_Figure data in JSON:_
* start *

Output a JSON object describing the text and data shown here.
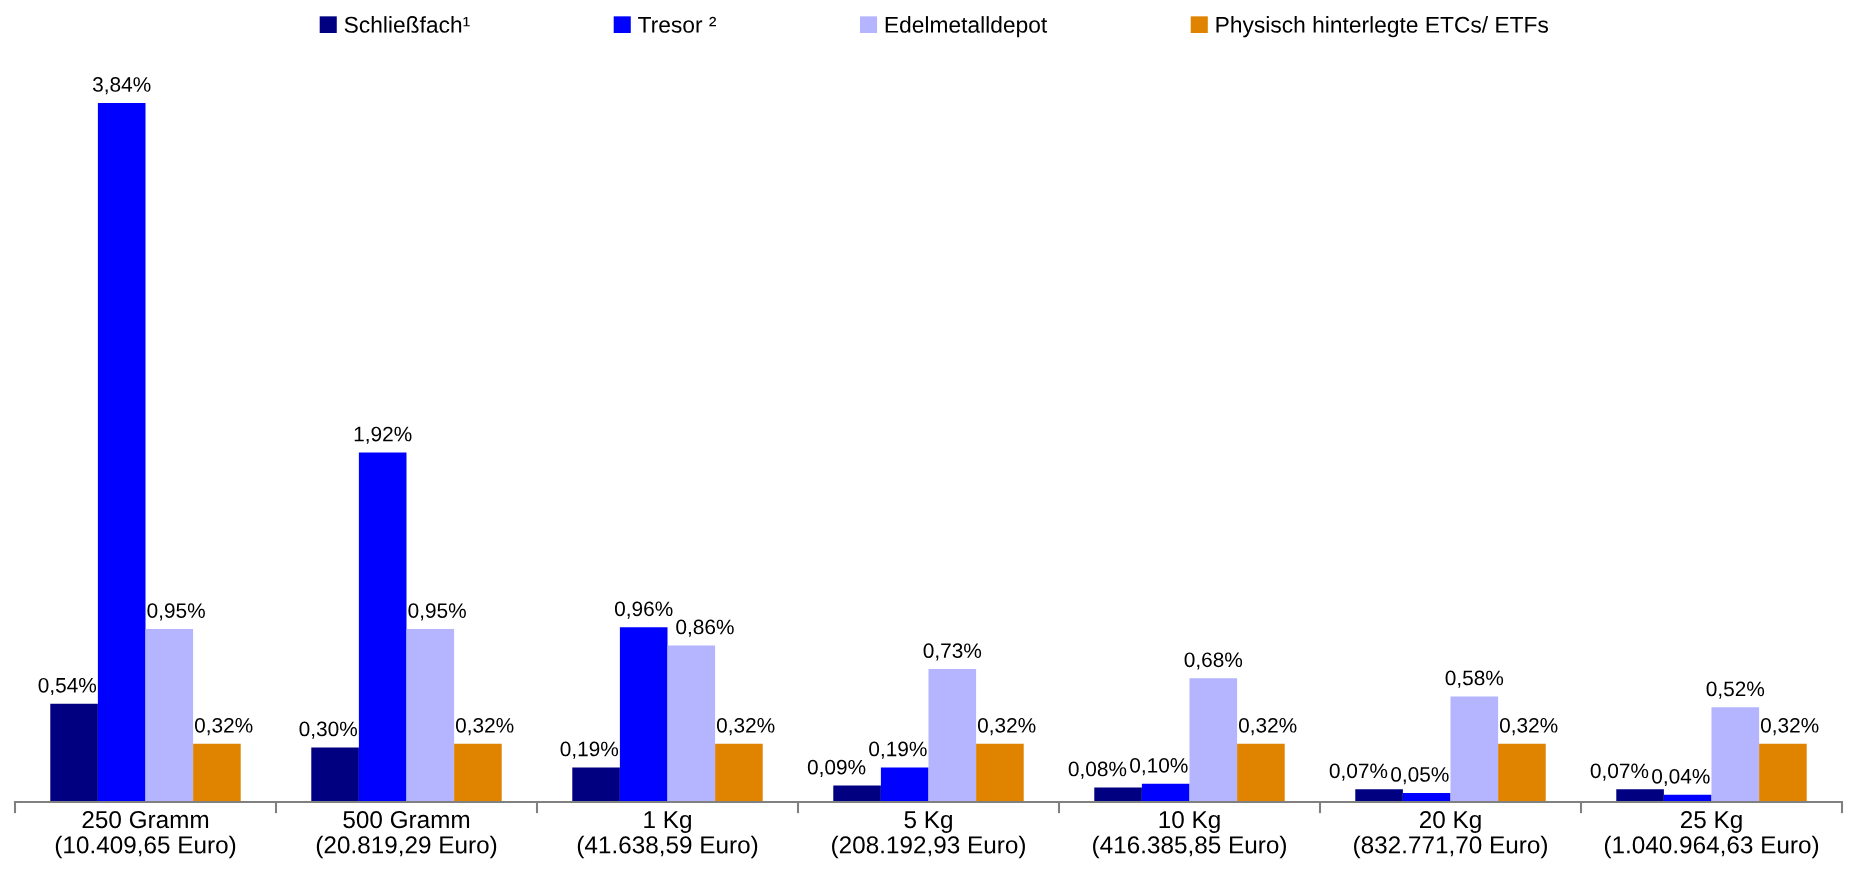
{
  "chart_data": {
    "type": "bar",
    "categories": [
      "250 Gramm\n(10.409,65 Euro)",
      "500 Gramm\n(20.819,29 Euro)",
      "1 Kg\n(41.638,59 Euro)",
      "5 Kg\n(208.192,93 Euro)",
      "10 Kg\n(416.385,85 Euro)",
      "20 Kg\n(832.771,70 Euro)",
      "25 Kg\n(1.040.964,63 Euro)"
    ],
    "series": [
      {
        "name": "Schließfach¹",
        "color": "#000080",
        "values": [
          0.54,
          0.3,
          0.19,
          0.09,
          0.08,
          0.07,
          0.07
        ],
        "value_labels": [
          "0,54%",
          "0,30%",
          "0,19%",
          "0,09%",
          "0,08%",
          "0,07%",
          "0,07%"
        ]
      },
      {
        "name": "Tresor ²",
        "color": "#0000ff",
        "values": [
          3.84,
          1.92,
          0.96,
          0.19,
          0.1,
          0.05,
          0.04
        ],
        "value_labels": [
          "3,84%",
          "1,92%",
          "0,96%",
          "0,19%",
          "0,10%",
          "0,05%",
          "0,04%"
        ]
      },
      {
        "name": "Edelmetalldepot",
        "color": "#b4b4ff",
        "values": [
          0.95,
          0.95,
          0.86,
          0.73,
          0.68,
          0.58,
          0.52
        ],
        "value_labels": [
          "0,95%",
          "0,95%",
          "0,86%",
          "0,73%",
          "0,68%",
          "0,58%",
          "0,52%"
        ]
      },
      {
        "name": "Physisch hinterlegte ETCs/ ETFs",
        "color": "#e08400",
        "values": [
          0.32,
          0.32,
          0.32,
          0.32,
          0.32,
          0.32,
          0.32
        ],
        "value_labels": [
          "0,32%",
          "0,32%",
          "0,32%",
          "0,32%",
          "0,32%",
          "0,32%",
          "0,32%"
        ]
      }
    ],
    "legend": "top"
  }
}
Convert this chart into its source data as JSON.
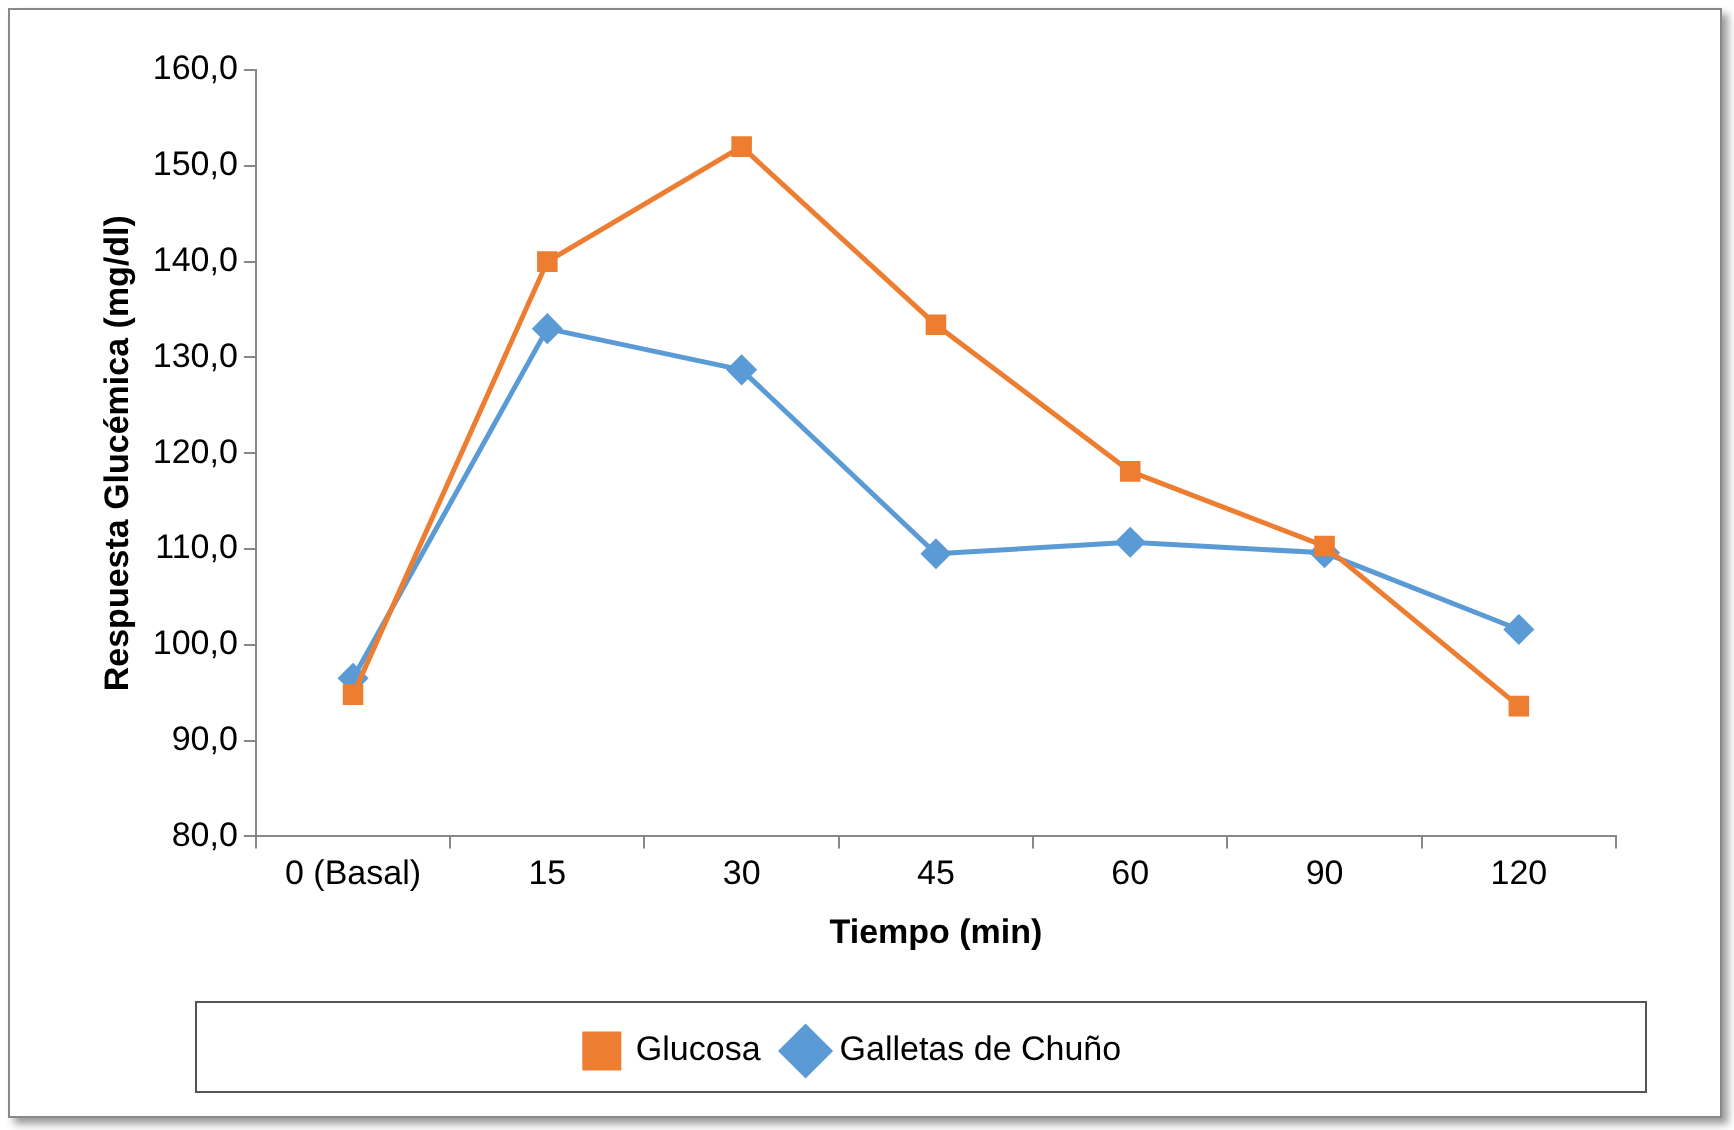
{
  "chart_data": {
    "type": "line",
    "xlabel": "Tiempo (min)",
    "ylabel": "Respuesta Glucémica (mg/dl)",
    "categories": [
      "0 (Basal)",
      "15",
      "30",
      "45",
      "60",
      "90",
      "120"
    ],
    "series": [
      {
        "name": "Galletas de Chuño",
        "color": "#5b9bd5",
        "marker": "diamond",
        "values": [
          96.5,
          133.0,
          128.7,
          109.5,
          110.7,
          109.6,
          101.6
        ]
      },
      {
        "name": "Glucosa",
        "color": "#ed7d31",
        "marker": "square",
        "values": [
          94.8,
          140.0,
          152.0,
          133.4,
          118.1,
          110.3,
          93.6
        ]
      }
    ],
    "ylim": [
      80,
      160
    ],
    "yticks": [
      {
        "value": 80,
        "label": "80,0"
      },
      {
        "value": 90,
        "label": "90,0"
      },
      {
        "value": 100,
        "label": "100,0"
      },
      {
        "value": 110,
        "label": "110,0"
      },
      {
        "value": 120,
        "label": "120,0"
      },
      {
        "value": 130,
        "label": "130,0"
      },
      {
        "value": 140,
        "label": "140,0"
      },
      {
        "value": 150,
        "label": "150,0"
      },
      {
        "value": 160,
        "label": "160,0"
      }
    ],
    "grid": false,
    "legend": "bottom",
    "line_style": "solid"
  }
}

* end *

_The exercise:_ Emit an exact copy of the lines from the line bearing "Convert this chart" through the last line above, inclusive, and leave the images out.

_Exercise result:_
Convert this chart into its source data as JSON.
{
  "chart_data": {
    "type": "line",
    "xlabel": "Tiempo (min)",
    "ylabel": "Respuesta Glucémica (mg/dl)",
    "categories": [
      "0 (Basal)",
      "15",
      "30",
      "45",
      "60",
      "90",
      "120"
    ],
    "series": [
      {
        "name": "Galletas de Chuño",
        "color": "#5b9bd5",
        "marker": "diamond",
        "values": [
          96.5,
          133.0,
          128.7,
          109.5,
          110.7,
          109.6,
          101.6
        ]
      },
      {
        "name": "Glucosa",
        "color": "#ed7d31",
        "marker": "square",
        "values": [
          94.8,
          140.0,
          152.0,
          133.4,
          118.1,
          110.3,
          93.6
        ]
      }
    ],
    "ylim": [
      80,
      160
    ],
    "yticks": [
      {
        "value": 80,
        "label": "80,0"
      },
      {
        "value": 90,
        "label": "90,0"
      },
      {
        "value": 100,
        "label": "100,0"
      },
      {
        "value": 110,
        "label": "110,0"
      },
      {
        "value": 120,
        "label": "120,0"
      },
      {
        "value": 130,
        "label": "130,0"
      },
      {
        "value": 140,
        "label": "140,0"
      },
      {
        "value": 150,
        "label": "150,0"
      },
      {
        "value": 160,
        "label": "160,0"
      }
    ],
    "grid": false,
    "legend": "bottom",
    "line_style": "solid"
  }
}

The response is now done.